| Material for the task |
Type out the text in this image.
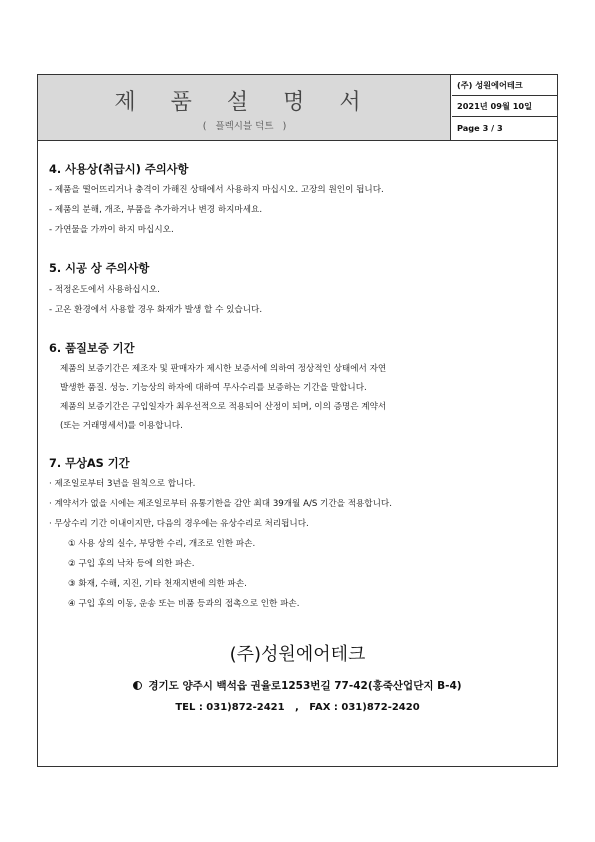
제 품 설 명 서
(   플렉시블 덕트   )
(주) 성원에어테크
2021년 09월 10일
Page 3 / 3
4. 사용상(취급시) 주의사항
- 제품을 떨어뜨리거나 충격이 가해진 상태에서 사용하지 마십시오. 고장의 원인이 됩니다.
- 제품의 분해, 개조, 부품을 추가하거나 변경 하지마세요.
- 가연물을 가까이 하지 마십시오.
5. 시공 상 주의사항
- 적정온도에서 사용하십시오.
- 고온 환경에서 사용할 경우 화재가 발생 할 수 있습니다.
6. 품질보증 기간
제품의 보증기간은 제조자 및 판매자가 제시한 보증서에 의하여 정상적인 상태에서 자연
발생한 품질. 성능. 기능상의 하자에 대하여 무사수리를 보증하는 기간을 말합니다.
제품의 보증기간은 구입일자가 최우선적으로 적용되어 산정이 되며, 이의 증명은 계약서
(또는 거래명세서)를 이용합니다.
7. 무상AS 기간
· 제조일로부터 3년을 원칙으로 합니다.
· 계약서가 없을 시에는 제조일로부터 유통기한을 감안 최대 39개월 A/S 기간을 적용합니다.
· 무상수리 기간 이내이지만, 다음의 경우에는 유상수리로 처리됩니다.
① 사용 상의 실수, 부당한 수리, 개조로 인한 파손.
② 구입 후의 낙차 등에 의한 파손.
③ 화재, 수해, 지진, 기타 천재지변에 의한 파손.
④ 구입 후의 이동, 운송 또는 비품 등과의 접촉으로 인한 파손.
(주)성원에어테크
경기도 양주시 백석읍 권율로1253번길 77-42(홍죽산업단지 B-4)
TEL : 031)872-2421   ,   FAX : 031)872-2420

...

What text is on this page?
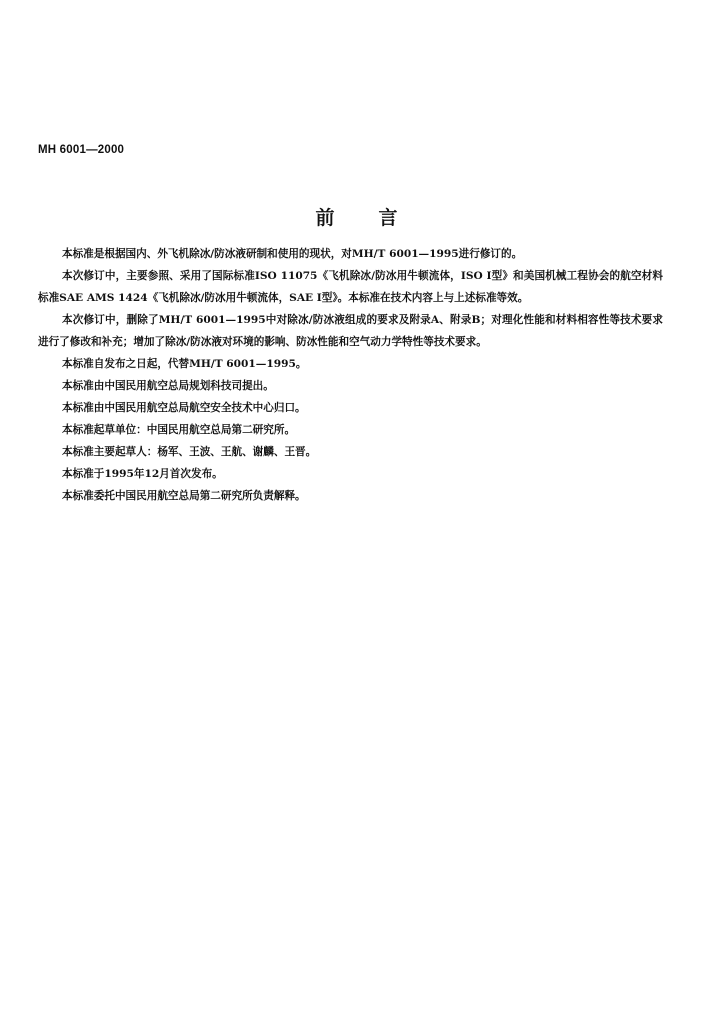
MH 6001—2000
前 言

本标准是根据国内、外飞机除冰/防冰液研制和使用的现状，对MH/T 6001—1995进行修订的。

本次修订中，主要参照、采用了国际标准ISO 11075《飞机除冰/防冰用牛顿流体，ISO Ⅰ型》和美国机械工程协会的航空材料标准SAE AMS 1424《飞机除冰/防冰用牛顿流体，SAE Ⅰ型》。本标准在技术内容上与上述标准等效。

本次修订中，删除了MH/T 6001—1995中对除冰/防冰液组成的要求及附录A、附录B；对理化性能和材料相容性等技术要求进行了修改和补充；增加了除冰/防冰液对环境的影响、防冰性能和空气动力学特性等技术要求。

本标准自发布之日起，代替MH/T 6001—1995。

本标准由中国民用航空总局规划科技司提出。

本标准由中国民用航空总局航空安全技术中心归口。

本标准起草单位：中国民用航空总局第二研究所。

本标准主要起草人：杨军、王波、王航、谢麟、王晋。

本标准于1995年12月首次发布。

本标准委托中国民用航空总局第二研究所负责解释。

| Required work |
Exactly how many lines of the listing above contain the string "this"? Give no more than the number.

| Exercise response |
2